"""

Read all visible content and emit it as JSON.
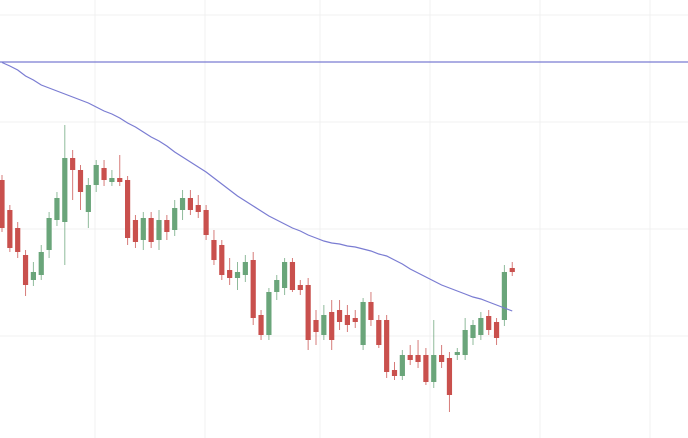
{
  "chart_data": {
    "type": "candlestick",
    "ylim": [
      0,
      438
    ],
    "yticks": [
      102,
      209,
      316,
      423
    ],
    "grid": true,
    "up_color": "#6aa57a",
    "down_color": "#c9504d",
    "open": [
      258,
      228,
      210,
      183,
      158,
      163,
      188,
      218,
      216,
      280,
      268,
      226,
      253,
      270,
      256,
      260,
      258,
      218,
      198,
      220,
      198,
      218,
      208,
      228,
      240,
      233,
      228,
      198,
      193,
      168,
      160,
      163,
      178,
      123,
      103,
      146,
      150,
      176,
      153,
      153,
      118,
      103,
      126,
      128,
      123,
      120,
      93,
      136,
      118,
      118,
      68,
      62,
      83,
      83,
      83,
      56,
      83,
      80,
      83,
      83,
      100,
      103,
      122,
      116,
      118,
      170
    ],
    "high": [
      263,
      233,
      216,
      188,
      176,
      193,
      226,
      246,
      313,
      288,
      273,
      260,
      278,
      278,
      268,
      283,
      262,
      223,
      226,
      226,
      228,
      223,
      238,
      248,
      248,
      243,
      233,
      208,
      198,
      180,
      176,
      183,
      186,
      128,
      150,
      163,
      180,
      180,
      158,
      160,
      128,
      133,
      138,
      138,
      133,
      128,
      140,
      146,
      123,
      123,
      76,
      88,
      93,
      98,
      90,
      118,
      93,
      86,
      90,
      120,
      118,
      126,
      128,
      120,
      173,
      176
    ],
    "low": [
      206,
      186,
      180,
      142,
      152,
      158,
      180,
      212,
      173,
      238,
      228,
      210,
      246,
      252,
      252,
      252,
      193,
      190,
      188,
      190,
      188,
      198,
      202,
      218,
      223,
      220,
      198,
      173,
      158,
      153,
      148,
      156,
      113,
      98,
      98,
      138,
      143,
      146,
      143,
      88,
      93,
      98,
      88,
      108,
      106,
      110,
      88,
      112,
      90,
      60,
      58,
      58,
      73,
      70,
      53,
      50,
      70,
      26,
      78,
      78,
      93,
      98,
      103,
      93,
      112,
      162
    ],
    "close": [
      210,
      190,
      186,
      153,
      166,
      186,
      220,
      240,
      280,
      268,
      246,
      253,
      273,
      258,
      260,
      256,
      200,
      196,
      220,
      196,
      218,
      206,
      230,
      240,
      228,
      226,
      203,
      178,
      163,
      160,
      166,
      176,
      120,
      103,
      146,
      158,
      176,
      148,
      148,
      98,
      106,
      123,
      98,
      116,
      113,
      116,
      136,
      118,
      93,
      66,
      62,
      83,
      78,
      76,
      56,
      83,
      76,
      43,
      86,
      108,
      113,
      120,
      108,
      100,
      166,
      166
    ],
    "ma": {
      "color": "#7a7cd2",
      "values": [
        375.5,
        372,
        368,
        362,
        358,
        353,
        350,
        347,
        344,
        341,
        338,
        335,
        331,
        327,
        324,
        320,
        315,
        311,
        306,
        301,
        297,
        292,
        286,
        281,
        276,
        271,
        266,
        260,
        254,
        248,
        242,
        237,
        232,
        227,
        222,
        218,
        214,
        210,
        207,
        203,
        200,
        197,
        195,
        194,
        192,
        191,
        189,
        187,
        184,
        182,
        178,
        174,
        169,
        165,
        161,
        157,
        153,
        150,
        147,
        144,
        141,
        139,
        136,
        133,
        130,
        127
      ]
    },
    "reference_lines": [
      {
        "value": 376,
        "color": "#7a7cd2"
      }
    ]
  }
}
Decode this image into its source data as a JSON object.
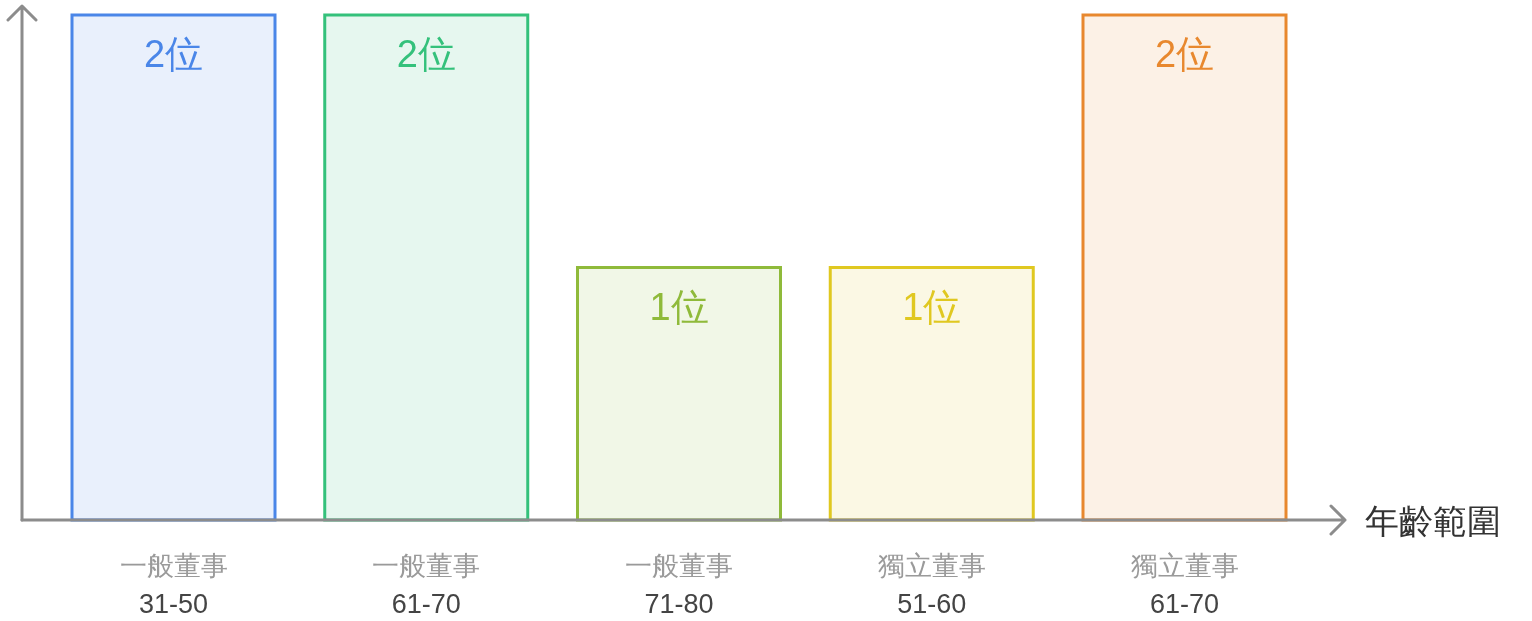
{
  "chart_data": {
    "type": "bar",
    "ylim": [
      0,
      2
    ],
    "xlabel": "年齡範圍",
    "categories": [
      "一般董事\n31-50",
      "一般董事\n61-70",
      "一般董事\n71-80",
      "獨立董事\n51-60",
      "獨立董事\n61-70"
    ],
    "values": [
      2,
      2,
      1,
      1,
      2
    ],
    "value_labels": [
      "2位",
      "2位",
      "1位",
      "1位",
      "2位"
    ],
    "colors": [
      "#4a86e8",
      "#34c17b",
      "#8fba3a",
      "#e0c820",
      "#e8882e"
    ]
  }
}
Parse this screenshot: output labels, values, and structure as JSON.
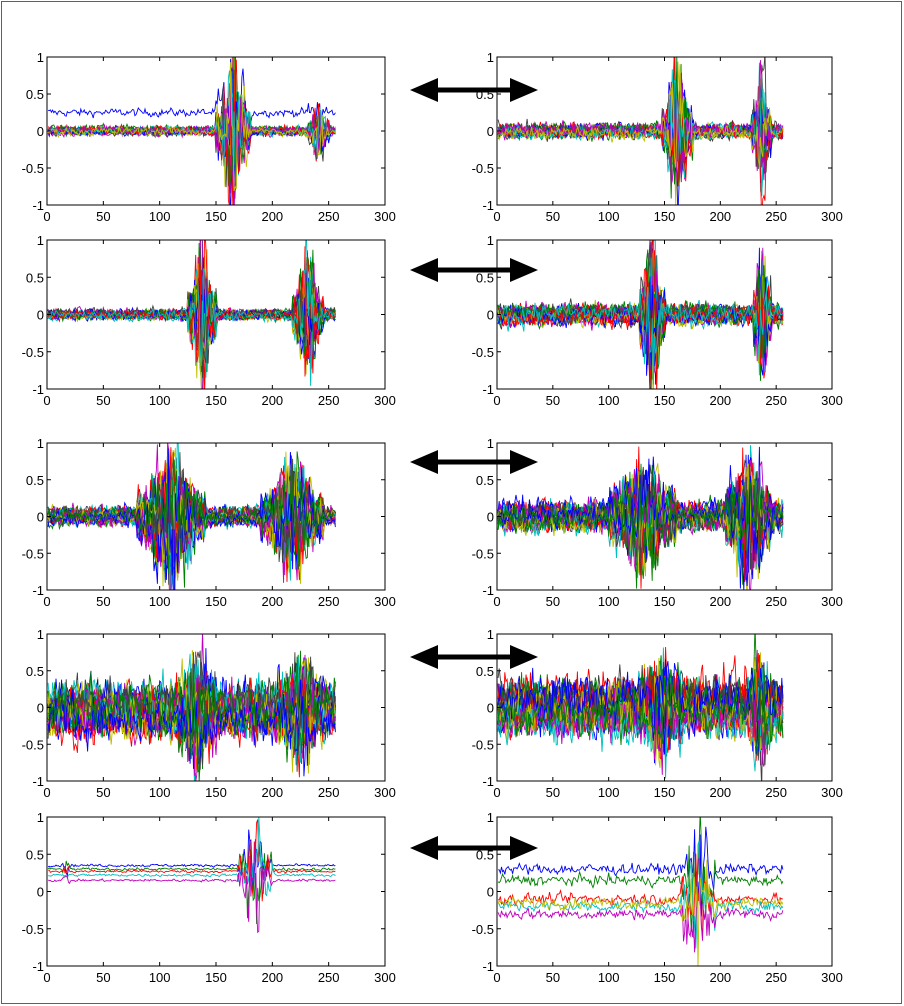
{
  "figure": {
    "rows": 5,
    "cols": 2,
    "arrow": "double-headed-arrow",
    "colors": [
      "#0000ff",
      "#008000",
      "#ff0000",
      "#00bfbf",
      "#bf00bf",
      "#bfbf00",
      "#404040"
    ]
  },
  "chart_data": [
    {
      "type": "line",
      "row": 1,
      "col": 1,
      "xlim": [
        0,
        300
      ],
      "ylim": [
        -1,
        1
      ],
      "xticks": [
        "0",
        "50",
        "100",
        "150",
        "200",
        "250",
        "300"
      ],
      "yticks": [
        "1",
        "0.5",
        "0",
        "-0.5",
        "-1"
      ],
      "series_count": 20,
      "x_end": 256,
      "baseline": 0.0,
      "noise": 0.06,
      "bursts": [
        {
          "start": 150,
          "end": 180,
          "amp": 1.3
        },
        {
          "start": 232,
          "end": 250,
          "amp": 0.45
        }
      ],
      "top_series_level": 0.25,
      "grid": false
    },
    {
      "type": "line",
      "row": 1,
      "col": 2,
      "xlim": [
        0,
        300
      ],
      "ylim": [
        -1,
        1
      ],
      "xticks": [
        "0",
        "50",
        "100",
        "150",
        "200",
        "250",
        "300"
      ],
      "yticks": [
        "1",
        "0.5",
        "0",
        "-0.5",
        "-1"
      ],
      "series_count": 20,
      "x_end": 256,
      "baseline": 0.0,
      "noise": 0.1,
      "bursts": [
        {
          "start": 148,
          "end": 175,
          "amp": 1.1
        },
        {
          "start": 228,
          "end": 245,
          "amp": 1.0
        }
      ],
      "grid": false
    },
    {
      "type": "line",
      "row": 2,
      "col": 1,
      "xlim": [
        0,
        300
      ],
      "ylim": [
        -1,
        1
      ],
      "xticks": [
        "0",
        "50",
        "100",
        "150",
        "200",
        "250",
        "300"
      ],
      "yticks": [
        "1",
        "0.5",
        "0",
        "-0.5",
        "-1"
      ],
      "series_count": 25,
      "x_end": 256,
      "baseline": 0.0,
      "noise": 0.07,
      "bursts": [
        {
          "start": 125,
          "end": 150,
          "amp": 1.2
        },
        {
          "start": 218,
          "end": 245,
          "amp": 1.0
        }
      ],
      "grid": false
    },
    {
      "type": "line",
      "row": 2,
      "col": 2,
      "xlim": [
        0,
        300
      ],
      "ylim": [
        -1,
        1
      ],
      "xticks": [
        "0",
        "50",
        "100",
        "150",
        "200",
        "250",
        "300"
      ],
      "yticks": [
        "1",
        "0.5",
        "0",
        "-0.5",
        "-1"
      ],
      "series_count": 25,
      "x_end": 256,
      "baseline": 0.0,
      "noise": 0.14,
      "bursts": [
        {
          "start": 128,
          "end": 150,
          "amp": 1.2
        },
        {
          "start": 230,
          "end": 245,
          "amp": 1.1
        }
      ],
      "grid": false
    },
    {
      "type": "line",
      "row": 3,
      "col": 1,
      "xlim": [
        0,
        300
      ],
      "ylim": [
        -1,
        1
      ],
      "xticks": [
        "0",
        "50",
        "100",
        "150",
        "200",
        "250",
        "300"
      ],
      "yticks": [
        "1",
        "0.5",
        "0",
        "-0.5",
        "-1"
      ],
      "series_count": 30,
      "x_end": 256,
      "baseline": 0.0,
      "noise": 0.12,
      "bursts": [
        {
          "start": 80,
          "end": 140,
          "amp": 1.0
        },
        {
          "start": 190,
          "end": 245,
          "amp": 0.85
        }
      ],
      "grid": false
    },
    {
      "type": "line",
      "row": 3,
      "col": 2,
      "xlim": [
        0,
        300
      ],
      "ylim": [
        -1,
        1
      ],
      "xticks": [
        "0",
        "50",
        "100",
        "150",
        "200",
        "250",
        "300"
      ],
      "yticks": [
        "1",
        "0.5",
        "0",
        "-0.5",
        "-1"
      ],
      "series_count": 30,
      "x_end": 256,
      "baseline": 0.0,
      "noise": 0.2,
      "bursts": [
        {
          "start": 100,
          "end": 160,
          "amp": 0.7
        },
        {
          "start": 205,
          "end": 245,
          "amp": 0.9
        }
      ],
      "grid": false
    },
    {
      "type": "line",
      "row": 4,
      "col": 1,
      "xlim": [
        0,
        300
      ],
      "ylim": [
        -1,
        1
      ],
      "xticks": [
        "0",
        "50",
        "100",
        "150",
        "200",
        "250",
        "300"
      ],
      "yticks": [
        "1",
        "0.5",
        "0",
        "-0.5",
        "-1"
      ],
      "series_count": 30,
      "x_end": 256,
      "baseline": 0.0,
      "noise": 0.35,
      "bursts": [
        {
          "start": 115,
          "end": 150,
          "amp": 0.6
        },
        {
          "start": 205,
          "end": 245,
          "amp": 0.5
        }
      ],
      "grid": false
    },
    {
      "type": "line",
      "row": 4,
      "col": 2,
      "xlim": [
        0,
        300
      ],
      "ylim": [
        -1,
        1
      ],
      "xticks": [
        "0",
        "50",
        "100",
        "150",
        "200",
        "250",
        "300"
      ],
      "yticks": [
        "1",
        "0.5",
        "0",
        "-0.5",
        "-1"
      ],
      "series_count": 30,
      "x_end": 256,
      "baseline": 0.0,
      "noise": 0.35,
      "bursts": [
        {
          "start": 130,
          "end": 165,
          "amp": 0.5
        },
        {
          "start": 225,
          "end": 245,
          "amp": 0.6
        }
      ],
      "grid": false
    },
    {
      "type": "line",
      "row": 5,
      "col": 1,
      "xlim": [
        0,
        300
      ],
      "ylim": [
        -1,
        1
      ],
      "xticks": [
        "0",
        "50",
        "100",
        "150",
        "200",
        "250",
        "300"
      ],
      "yticks": [
        "1",
        "0.5",
        "0",
        "-0.5",
        "-1"
      ],
      "series_count": 5,
      "x_end": 256,
      "baseline": 0.28,
      "noise": 0.02,
      "levels": [
        0.35,
        0.3,
        0.27,
        0.22,
        0.15
      ],
      "bursts": [
        {
          "start": 170,
          "end": 200,
          "amp": 1.0
        },
        {
          "start": 14,
          "end": 20,
          "amp": 0.15
        }
      ],
      "grid": false
    },
    {
      "type": "line",
      "row": 5,
      "col": 2,
      "xlim": [
        0,
        300
      ],
      "ylim": [
        -1,
        1
      ],
      "xticks": [
        "0",
        "50",
        "100",
        "150",
        "200",
        "250",
        "300"
      ],
      "yticks": [
        "1",
        "0.5",
        "0",
        "-0.5",
        "-1"
      ],
      "series_count": 6,
      "x_end": 256,
      "baseline": 0.0,
      "noise": 0.08,
      "levels": [
        0.3,
        0.15,
        -0.1,
        -0.2,
        -0.3,
        -0.15
      ],
      "bursts": [
        {
          "start": 165,
          "end": 195,
          "amp": 1.1
        }
      ],
      "grid": false
    }
  ]
}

"""

== Set exercise ==
Look through the data above. Find each line with the string "JSON" and copy it.

== Final result ==
Read all visible content and emit it as JSON.
Decode this image into its source data as a JSON object.
Parse this screenshot: output labels, values, and structure as JSON.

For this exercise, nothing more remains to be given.